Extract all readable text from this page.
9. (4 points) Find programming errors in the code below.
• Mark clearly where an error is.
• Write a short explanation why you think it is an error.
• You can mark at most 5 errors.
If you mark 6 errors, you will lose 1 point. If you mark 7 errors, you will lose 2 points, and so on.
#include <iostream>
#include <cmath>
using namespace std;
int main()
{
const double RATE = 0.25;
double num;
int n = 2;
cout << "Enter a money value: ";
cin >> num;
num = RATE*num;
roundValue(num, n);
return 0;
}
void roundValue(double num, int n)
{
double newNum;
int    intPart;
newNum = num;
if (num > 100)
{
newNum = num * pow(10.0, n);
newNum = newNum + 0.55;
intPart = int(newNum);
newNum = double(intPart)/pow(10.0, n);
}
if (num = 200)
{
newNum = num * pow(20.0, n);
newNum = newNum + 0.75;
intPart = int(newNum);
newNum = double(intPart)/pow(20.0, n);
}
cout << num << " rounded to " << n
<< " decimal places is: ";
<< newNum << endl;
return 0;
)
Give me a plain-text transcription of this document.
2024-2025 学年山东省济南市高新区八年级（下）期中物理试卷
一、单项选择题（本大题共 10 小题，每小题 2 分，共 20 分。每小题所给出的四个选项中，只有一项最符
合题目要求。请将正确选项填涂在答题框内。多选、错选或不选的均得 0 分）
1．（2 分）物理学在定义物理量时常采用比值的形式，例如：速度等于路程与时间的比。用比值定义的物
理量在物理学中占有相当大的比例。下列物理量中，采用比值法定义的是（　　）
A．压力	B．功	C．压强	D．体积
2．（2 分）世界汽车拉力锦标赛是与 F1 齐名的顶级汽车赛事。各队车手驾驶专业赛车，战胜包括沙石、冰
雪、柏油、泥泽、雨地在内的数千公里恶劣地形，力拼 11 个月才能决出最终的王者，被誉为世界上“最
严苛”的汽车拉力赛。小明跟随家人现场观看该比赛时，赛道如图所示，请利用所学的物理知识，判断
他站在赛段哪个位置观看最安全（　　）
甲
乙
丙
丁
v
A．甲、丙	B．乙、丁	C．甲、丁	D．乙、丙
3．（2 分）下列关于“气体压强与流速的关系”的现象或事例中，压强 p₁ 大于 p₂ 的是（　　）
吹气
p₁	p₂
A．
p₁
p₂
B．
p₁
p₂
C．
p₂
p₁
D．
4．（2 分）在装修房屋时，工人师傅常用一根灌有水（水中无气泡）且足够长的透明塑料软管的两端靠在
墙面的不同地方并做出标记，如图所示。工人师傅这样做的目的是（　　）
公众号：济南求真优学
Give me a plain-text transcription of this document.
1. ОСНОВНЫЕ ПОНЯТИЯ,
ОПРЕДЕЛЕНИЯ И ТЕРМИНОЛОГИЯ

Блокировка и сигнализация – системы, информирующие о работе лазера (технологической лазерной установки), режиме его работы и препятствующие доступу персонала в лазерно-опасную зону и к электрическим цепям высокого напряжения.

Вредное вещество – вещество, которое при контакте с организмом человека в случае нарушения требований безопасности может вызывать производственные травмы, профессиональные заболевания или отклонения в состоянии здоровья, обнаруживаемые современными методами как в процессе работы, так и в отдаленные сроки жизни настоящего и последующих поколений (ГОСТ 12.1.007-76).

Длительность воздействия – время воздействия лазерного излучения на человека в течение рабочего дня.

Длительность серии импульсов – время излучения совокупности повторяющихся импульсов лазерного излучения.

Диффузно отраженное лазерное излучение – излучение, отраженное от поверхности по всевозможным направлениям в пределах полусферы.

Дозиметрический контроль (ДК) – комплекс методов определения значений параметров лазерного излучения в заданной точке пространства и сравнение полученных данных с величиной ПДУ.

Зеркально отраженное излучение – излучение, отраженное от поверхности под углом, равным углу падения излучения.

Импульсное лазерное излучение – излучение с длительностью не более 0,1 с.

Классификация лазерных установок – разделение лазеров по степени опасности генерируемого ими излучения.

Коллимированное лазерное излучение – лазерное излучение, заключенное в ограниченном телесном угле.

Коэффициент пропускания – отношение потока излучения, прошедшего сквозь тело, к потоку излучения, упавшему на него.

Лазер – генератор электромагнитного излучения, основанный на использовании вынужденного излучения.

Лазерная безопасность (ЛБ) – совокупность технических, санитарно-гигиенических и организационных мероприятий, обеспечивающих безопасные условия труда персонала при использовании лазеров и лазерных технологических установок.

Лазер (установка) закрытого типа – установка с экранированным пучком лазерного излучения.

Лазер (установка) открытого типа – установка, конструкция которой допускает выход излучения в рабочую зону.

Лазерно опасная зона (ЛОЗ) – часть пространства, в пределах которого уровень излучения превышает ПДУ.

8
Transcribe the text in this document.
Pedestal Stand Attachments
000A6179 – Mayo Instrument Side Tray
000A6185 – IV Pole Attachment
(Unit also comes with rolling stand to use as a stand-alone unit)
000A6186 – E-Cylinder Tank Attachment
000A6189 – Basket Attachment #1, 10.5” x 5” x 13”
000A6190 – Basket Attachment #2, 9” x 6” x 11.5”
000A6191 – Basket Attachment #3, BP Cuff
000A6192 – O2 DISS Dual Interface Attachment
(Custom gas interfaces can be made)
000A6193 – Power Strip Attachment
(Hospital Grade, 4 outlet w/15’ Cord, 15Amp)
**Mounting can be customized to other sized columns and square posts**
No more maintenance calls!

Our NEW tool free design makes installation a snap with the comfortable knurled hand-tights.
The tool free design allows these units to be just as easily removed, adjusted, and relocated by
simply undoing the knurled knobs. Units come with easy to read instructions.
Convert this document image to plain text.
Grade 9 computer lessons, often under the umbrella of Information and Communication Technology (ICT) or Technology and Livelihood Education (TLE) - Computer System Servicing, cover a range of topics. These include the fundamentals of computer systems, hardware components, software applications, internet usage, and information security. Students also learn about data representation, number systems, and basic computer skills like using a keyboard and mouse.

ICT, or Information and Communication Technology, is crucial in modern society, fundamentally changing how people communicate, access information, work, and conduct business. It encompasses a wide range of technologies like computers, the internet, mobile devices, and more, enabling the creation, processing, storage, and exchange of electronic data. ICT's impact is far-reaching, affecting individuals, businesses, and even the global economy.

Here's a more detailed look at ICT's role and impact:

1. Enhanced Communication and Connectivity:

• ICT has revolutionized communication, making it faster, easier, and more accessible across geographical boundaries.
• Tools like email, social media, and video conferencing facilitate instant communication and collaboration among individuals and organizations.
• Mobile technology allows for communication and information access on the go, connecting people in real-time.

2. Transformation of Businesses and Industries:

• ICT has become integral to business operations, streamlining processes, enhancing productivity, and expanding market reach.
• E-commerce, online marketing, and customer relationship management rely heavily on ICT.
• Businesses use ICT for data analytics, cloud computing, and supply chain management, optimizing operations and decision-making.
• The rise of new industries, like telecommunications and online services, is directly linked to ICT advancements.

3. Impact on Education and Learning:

· · · · · · ·

* What is expected:
Retype the material in full, character for character.

* Response below:
Extract all readable text from this page.
9. (4 points) Find programming errors in the code below.
• Mark clearly where an error is.
• Write a short explanation why you think it is an error.
• You can mark at most 5 errors.
If you mark 6 errors, you will lose 1 point. If you mark 7 errors, you will lose 2 points, and so on.
#include <iostream>
#include <cmath>
using namespace std;
int main()
{
const double RATE = 0.25;
double num;
int n = 2;
cout << "Enter a money value: ";
cin >> num;
num = RATE*num;
roundValue(num, n);
return 0;
}
void roundValue(double num, int n)
{
double newNum;
int    intPart;
newNum = num;
if (num > 100)
{
newNum = num * pow(10.0, n);
newNum = newNum + 0.55;
intPart = int(newNum);
newNum = double(intPart)/pow(10.0, n);
}
if (num = 200)
{
newNum = num * pow(20.0, n);
newNum = newNum + 0.75;
intPart = int(newNum);
newNum = double(intPart)/pow(20.0, n);
}
cout << num << " rounded to " << n
<< " decimal places is: ";
<< newNum << endl;
return 0;
)
Give me a plain-text transcription of this document.
2024-2025 学年山东省济南市高新区八年级（下）期中物理试卷
一、单项选择题（本大题共 10 小题，每小题 2 分，共 20 分。每小题所给出的四个选项中，只有一项最符
合题目要求。请将正确选项填涂在答题框内。多选、错选或不选的均得 0 分）
1．（2 分）物理学在定义物理量时常采用比值的形式，例如：速度等于路程与时间的比。用比值定义的物
理量在物理学中占有相当大的比例。下列物理量中，采用比值法定义的是（　　）
A．压力	B．功	C．压强	D．体积
2．（2 分）世界汽车拉力锦标赛是与 F1 齐名的顶级汽车赛事。各队车手驾驶专业赛车，战胜包括沙石、冰
雪、柏油、泥泽、雨地在内的数千公里恶劣地形，力拼 11 个月才能决出最终的王者，被誉为世界上“最
严苛”的汽车拉力赛。小明跟随家人现场观看该比赛时，赛道如图所示，请利用所学的物理知识，判断
他站在赛段哪个位置观看最安全（　　）
甲
乙
丙
丁
v
A．甲、丙	B．乙、丁	C．甲、丁	D．乙、丙
3．（2 分）下列关于“气体压强与流速的关系”的现象或事例中，压强 p₁ 大于 p₂ 的是（　　）
吹气
p₁	p₂
A．
p₁
p₂
B．
p₁
p₂
C．
p₂
p₁
D．
4．（2 分）在装修房屋时，工人师傅常用一根灌有水（水中无气泡）且足够长的透明塑料软管的两端靠在
墙面的不同地方并做出标记，如图所示。工人师傅这样做的目的是（　　）
公众号：济南求真优学
Give me a plain-text transcription of this document.
1. ОСНОВНЫЕ ПОНЯТИЯ,
ОПРЕДЕЛЕНИЯ И ТЕРМИНОЛОГИЯ

Блокировка и сигнализация – системы, информирующие о работе лазера (технологической лазерной установки), режиме его работы и препятствующие доступу персонала в лазерно-опасную зону и к электрическим цепям высокого напряжения.

Вредное вещество – вещество, которое при контакте с организмом человека в случае нарушения требований безопасности может вызывать производственные травмы, профессиональные заболевания или отклонения в состоянии здоровья, обнаруживаемые современными методами как в процессе работы, так и в отдаленные сроки жизни настоящего и последующих поколений (ГОСТ 12.1.007-76).

Длительность воздействия – время воздействия лазерного излучения на человека в течение рабочего дня.

Длительность серии импульсов – время излучения совокупности повторяющихся импульсов лазерного излучения.

Диффузно отраженное лазерное излучение – излучение, отраженное от поверхности по всевозможным направлениям в пределах полусферы.

Дозиметрический контроль (ДК) – комплекс методов определения значений параметров лазерного излучения в заданной точке пространства и сравнение полученных данных с величиной ПДУ.

Зеркально отраженное излучение – излучение, отраженное от поверхности под углом, равным углу падения излучения.

Импульсное лазерное излучение – излучение с длительностью не более 0,1 с.

Классификация лазерных установок – разделение лазеров по степени опасности генерируемого ими излучения.

Коллимированное лазерное излучение – лазерное излучение, заключенное в ограниченном телесном угле.

Коэффициент пропускания – отношение потока излучения, прошедшего сквозь тело, к потоку излучения, упавшему на него.

Лазер – генератор электромагнитного излучения, основанный на использовании вынужденного излучения.

Лазерная безопасность (ЛБ) – совокупность технических, санитарно-гигиенических и организационных мероприятий, обеспечивающих безопасные условия труда персонала при использовании лазеров и лазерных технологических установок.

Лазер (установка) закрытого типа – установка с экранированным пучком лазерного излучения.

Лазер (установка) открытого типа – установка, конструкция которой допускает выход излучения в рабочую зону.

Лазерно опасная зона (ЛОЗ) – часть пространства, в пределах которого уровень излучения превышает ПДУ.

8
Transcribe the text in this document.
Pedestal Stand Attachments
000A6179 – Mayo Instrument Side Tray
000A6185 – IV Pole Attachment
(Unit also comes with rolling stand to use as a stand-alone unit)
000A6186 – E-Cylinder Tank Attachment
000A6189 – Basket Attachment #1, 10.5” x 5” x 13”
000A6190 – Basket Attachment #2, 9” x 6” x 11.5”
000A6191 – Basket Attachment #3, BP Cuff
000A6192 – O2 DISS Dual Interface Attachment
(Custom gas interfaces can be made)
000A6193 – Power Strip Attachment
(Hospital Grade, 4 outlet w/15’ Cord, 15Amp)
**Mounting can be customized to other sized columns and square posts**
No more maintenance calls!

Our NEW tool free design makes installation a snap with the comfortable knurled hand-tights.
The tool free design allows these units to be just as easily removed, adjusted, and relocated by
simply undoing the knurled knobs. Units come with easy to read instructions.
Convert this document image to plain text.
Grade 9 computer lessons, often under the umbrella of Information and Communication Technology (ICT) or Technology and Livelihood Education (TLE) - Computer System Servicing, cover a range of topics. These include the fundamentals of computer systems, hardware components, software applications, internet usage, and information security. Students also learn about data representation, number systems, and basic computer skills like using a keyboard and mouse.

ICT, or Information and Communication Technology, is crucial in modern society, fundamentally changing how people communicate, access information, work, and conduct business. It encompasses a wide range of technologies like computers, the internet, mobile devices, and more, enabling the creation, processing, storage, and exchange of electronic data. ICT's impact is far-reaching, affecting individuals, businesses, and even the global economy.

Here's a more detailed look at ICT's role and impact:

1. Enhanced Communication and Connectivity:

• ICT has revolutionized communication, making it faster, easier, and more accessible across geographical boundaries.
• Tools like email, social media, and video conferencing facilitate instant communication and collaboration among individuals and organizations.
• Mobile technology allows for communication and information access on the go, connecting people in real-time.

2. Transformation of Businesses and Industries:

• ICT has become integral to business operations, streamlining processes, enhancing productivity, and expanding market reach.
• E-commerce, online marketing, and customer relationship management rely heavily on ICT.
• Businesses use ICT for data analytics, cloud computing, and supply chain management, optimizing operations and decision-making.
• The rise of new industries, like telecommunications and online services, is directly linked to ICT advancements.

3. Impact on Education and Learning:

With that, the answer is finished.